• Source records:
<<<<

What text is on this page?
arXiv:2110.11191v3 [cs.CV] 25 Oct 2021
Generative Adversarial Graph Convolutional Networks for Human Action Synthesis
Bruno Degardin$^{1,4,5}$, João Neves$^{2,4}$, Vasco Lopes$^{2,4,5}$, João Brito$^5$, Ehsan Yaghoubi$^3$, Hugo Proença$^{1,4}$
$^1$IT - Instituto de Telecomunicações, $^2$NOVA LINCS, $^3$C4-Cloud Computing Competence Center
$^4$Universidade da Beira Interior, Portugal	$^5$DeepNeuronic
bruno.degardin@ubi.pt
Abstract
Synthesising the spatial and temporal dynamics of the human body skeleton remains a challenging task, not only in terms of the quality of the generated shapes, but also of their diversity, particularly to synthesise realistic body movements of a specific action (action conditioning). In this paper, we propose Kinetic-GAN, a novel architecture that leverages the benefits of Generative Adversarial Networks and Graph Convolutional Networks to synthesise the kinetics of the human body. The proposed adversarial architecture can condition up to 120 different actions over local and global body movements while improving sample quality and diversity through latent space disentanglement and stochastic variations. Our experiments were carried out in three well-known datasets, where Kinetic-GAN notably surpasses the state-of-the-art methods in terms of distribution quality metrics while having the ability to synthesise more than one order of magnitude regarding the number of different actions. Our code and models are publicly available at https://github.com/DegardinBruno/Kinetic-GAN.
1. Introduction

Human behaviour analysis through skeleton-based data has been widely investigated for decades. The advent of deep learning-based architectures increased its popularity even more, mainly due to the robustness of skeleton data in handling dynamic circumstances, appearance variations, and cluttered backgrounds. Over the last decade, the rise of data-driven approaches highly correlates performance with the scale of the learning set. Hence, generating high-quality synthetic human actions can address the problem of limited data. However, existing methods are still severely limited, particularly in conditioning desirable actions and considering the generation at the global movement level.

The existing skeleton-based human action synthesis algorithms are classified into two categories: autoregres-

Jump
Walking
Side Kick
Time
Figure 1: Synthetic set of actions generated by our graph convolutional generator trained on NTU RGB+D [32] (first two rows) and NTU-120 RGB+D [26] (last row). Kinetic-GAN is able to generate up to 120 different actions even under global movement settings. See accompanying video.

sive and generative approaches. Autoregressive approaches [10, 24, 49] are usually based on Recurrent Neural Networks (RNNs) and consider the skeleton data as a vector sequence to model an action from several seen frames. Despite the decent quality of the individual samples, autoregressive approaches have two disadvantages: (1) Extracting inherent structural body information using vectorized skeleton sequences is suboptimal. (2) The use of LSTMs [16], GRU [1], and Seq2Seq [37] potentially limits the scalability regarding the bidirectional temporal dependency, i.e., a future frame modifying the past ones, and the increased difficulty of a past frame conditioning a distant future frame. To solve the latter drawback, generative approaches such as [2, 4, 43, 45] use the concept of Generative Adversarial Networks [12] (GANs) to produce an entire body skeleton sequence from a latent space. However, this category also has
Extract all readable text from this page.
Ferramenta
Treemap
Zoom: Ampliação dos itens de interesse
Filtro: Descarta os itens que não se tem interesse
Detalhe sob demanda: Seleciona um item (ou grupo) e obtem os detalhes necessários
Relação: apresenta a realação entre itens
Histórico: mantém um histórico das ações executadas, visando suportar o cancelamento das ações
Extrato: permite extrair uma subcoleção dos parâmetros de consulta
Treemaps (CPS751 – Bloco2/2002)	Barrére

>>>>

• EXERCISE REQUIREMENTS: Above are some records; repeat all of them exactly.

• EXERCISE SOLUTION:
What text is on this page?
arXiv:2110.11191v3 [cs.CV] 25 Oct 2021
Generative Adversarial Graph Convolutional Networks for Human Action Synthesis
Bruno Degardin$^{1,4,5}$, João Neves$^{2,4}$, Vasco Lopes$^{2,4,5}$, João Brito$^5$, Ehsan Yaghoubi$^3$, Hugo Proença$^{1,4}$
$^1$IT - Instituto de Telecomunicações, $^2$NOVA LINCS, $^3$C4-Cloud Computing Competence Center
$^4$Universidade da Beira Interior, Portugal	$^5$DeepNeuronic
bruno.degardin@ubi.pt
Abstract
Synthesising the spatial and temporal dynamics of the human body skeleton remains a challenging task, not only in terms of the quality of the generated shapes, but also of their diversity, particularly to synthesise realistic body movements of a specific action (action conditioning). In this paper, we propose Kinetic-GAN, a novel architecture that leverages the benefits of Generative Adversarial Networks and Graph Convolutional Networks to synthesise the kinetics of the human body. The proposed adversarial architecture can condition up to 120 different actions over local and global body movements while improving sample quality and diversity through latent space disentanglement and stochastic variations. Our experiments were carried out in three well-known datasets, where Kinetic-GAN notably surpasses the state-of-the-art methods in terms of distribution quality metrics while having the ability to synthesise more than one order of magnitude regarding the number of different actions. Our code and models are publicly available at https://github.com/DegardinBruno/Kinetic-GAN.
1. Introduction

Human behaviour analysis through skeleton-based data has been widely investigated for decades. The advent of deep learning-based architectures increased its popularity even more, mainly due to the robustness of skeleton data in handling dynamic circumstances, appearance variations, and cluttered backgrounds. Over the last decade, the rise of data-driven approaches highly correlates performance with the scale of the learning set. Hence, generating high-quality synthetic human actions can address the problem of limited data. However, existing methods are still severely limited, particularly in conditioning desirable actions and considering the generation at the global movement level.

The existing skeleton-based human action synthesis algorithms are classified into two categories: autoregres-

Jump
Walking
Side Kick
Time
Figure 1: Synthetic set of actions generated by our graph convolutional generator trained on NTU RGB+D [32] (first two rows) and NTU-120 RGB+D [26] (last row). Kinetic-GAN is able to generate up to 120 different actions even under global movement settings. See accompanying video.

sive and generative approaches. Autoregressive approaches [10, 24, 49] are usually based on Recurrent Neural Networks (RNNs) and consider the skeleton data as a vector sequence to model an action from several seen frames. Despite the decent quality of the individual samples, autoregressive approaches have two disadvantages: (1) Extracting inherent structural body information using vectorized skeleton sequences is suboptimal. (2) The use of LSTMs [16], GRU [1], and Seq2Seq [37] potentially limits the scalability regarding the bidirectional temporal dependency, i.e., a future frame modifying the past ones, and the increased difficulty of a past frame conditioning a distant future frame. To solve the latter drawback, generative approaches such as [2, 4, 43, 45] use the concept of Generative Adversarial Networks [12] (GANs) to produce an entire body skeleton sequence from a latent space. However, this category also has
Extract all readable text from this page.
Ferramenta
Treemap
Zoom: Ampliação dos itens de interesse
Filtro: Descarta os itens que não se tem interesse
Detalhe sob demanda: Seleciona um item (ou grupo) e obtem os detalhes necessários
Relação: apresenta a realação entre itens
Histórico: mantém um histórico das ações executadas, visando suportar o cancelamento das ações
Extrato: permite extrair uma subcoleção dos parâmetros de consulta
Treemaps (CPS751 – Bloco2/2002)	Barrére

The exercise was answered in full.